-- Start of Record set --
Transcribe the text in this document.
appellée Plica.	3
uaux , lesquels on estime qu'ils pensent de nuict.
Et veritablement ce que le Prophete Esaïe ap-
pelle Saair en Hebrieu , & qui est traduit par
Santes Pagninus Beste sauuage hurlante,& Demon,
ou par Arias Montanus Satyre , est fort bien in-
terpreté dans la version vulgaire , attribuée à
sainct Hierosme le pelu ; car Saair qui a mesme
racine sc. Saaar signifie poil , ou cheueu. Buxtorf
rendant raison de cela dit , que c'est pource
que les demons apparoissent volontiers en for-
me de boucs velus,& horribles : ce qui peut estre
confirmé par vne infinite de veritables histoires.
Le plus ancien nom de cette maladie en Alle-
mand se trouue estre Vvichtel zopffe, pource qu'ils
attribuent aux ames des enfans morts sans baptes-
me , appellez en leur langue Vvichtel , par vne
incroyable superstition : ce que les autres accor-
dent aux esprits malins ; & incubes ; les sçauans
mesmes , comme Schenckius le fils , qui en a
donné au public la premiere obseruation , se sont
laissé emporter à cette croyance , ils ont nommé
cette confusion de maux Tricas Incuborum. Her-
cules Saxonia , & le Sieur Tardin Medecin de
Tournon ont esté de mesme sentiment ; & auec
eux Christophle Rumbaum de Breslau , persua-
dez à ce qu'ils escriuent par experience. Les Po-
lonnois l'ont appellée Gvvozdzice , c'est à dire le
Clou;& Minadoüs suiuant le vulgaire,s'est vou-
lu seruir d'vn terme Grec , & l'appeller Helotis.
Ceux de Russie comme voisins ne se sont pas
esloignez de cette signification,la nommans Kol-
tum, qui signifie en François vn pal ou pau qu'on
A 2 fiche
-- End of Record set --
▸ Requirement: Please quote the data above in full, with no line missing.

▸ Task answer:
Transcribe the text in this document.
appellée Plica.	3
uaux , lesquels on estime qu'ils pensent de nuict.
Et veritablement ce que le Prophete Esaïe ap-
pelle Saair en Hebrieu , & qui est traduit par
Santes Pagninus Beste sauuage hurlante,& Demon,
ou par Arias Montanus Satyre , est fort bien in-
terpreté dans la version vulgaire , attribuée à
sainct Hierosme le pelu ; car Saair qui a mesme
racine sc. Saaar signifie poil , ou cheueu. Buxtorf
rendant raison de cela dit , que c'est pource
que les demons apparoissent volontiers en for-
me de boucs velus,& horribles : ce qui peut estre
confirmé par vne infinite de veritables histoires.
Le plus ancien nom de cette maladie en Alle-
mand se trouue estre Vvichtel zopffe, pource qu'ils
attribuent aux ames des enfans morts sans baptes-
me , appellez en leur langue Vvichtel , par vne
incroyable superstition : ce que les autres accor-
dent aux esprits malins ; & incubes ; les sçauans
mesmes , comme Schenckius le fils , qui en a
donné au public la premiere obseruation , se sont
laissé emporter à cette croyance , ils ont nommé
cette confusion de maux Tricas Incuborum. Her-
cules Saxonia , & le Sieur Tardin Medecin de
Tournon ont esté de mesme sentiment ; & auec
eux Christophle Rumbaum de Breslau , persua-
dez à ce qu'ils escriuent par experience. Les Po-
lonnois l'ont appellée Gvvozdzice , c'est à dire le
Clou;& Minadoüs suiuant le vulgaire,s'est vou-
lu seruir d'vn terme Grec , & l'appeller Helotis.
Ceux de Russie comme voisins ne se sont pas
esloignez de cette signification,la nommans Kol-
tum, qui signifie en François vn pal ou pau qu'on
A 2 fiche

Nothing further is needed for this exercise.